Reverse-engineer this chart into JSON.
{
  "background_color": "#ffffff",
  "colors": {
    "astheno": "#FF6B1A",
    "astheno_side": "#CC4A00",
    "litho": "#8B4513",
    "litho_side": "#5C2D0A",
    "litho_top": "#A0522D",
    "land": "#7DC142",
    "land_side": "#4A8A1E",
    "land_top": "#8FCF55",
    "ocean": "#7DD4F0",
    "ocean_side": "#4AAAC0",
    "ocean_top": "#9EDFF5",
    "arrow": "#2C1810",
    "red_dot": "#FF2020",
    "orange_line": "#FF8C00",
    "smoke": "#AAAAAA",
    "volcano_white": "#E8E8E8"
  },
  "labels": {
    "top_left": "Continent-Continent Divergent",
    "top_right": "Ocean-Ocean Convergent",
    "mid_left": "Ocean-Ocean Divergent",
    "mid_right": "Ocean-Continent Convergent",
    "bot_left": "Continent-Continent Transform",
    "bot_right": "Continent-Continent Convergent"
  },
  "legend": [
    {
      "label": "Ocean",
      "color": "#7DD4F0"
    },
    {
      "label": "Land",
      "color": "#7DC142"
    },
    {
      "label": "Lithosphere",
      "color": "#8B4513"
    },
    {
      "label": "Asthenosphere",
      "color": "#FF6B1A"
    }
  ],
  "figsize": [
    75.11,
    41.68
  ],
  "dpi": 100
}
______
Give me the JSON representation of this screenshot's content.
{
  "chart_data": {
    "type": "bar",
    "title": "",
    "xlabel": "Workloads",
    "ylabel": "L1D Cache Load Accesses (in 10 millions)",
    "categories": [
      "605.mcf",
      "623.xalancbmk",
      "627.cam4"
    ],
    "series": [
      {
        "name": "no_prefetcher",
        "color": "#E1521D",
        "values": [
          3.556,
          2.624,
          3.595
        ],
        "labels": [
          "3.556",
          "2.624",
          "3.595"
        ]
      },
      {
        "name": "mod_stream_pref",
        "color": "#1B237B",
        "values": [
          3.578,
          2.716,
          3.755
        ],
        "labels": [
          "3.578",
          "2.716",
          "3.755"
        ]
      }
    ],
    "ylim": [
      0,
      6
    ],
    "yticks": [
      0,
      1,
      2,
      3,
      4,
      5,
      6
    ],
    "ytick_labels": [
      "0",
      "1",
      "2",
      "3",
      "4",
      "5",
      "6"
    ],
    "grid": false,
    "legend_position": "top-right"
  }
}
______
Exercise brief: Only lines holding the string "name" are wanted; gather each one from the entries above.

Exercise response:
        "name": "no_prefetcher",
        "name": "mod_stream_pref",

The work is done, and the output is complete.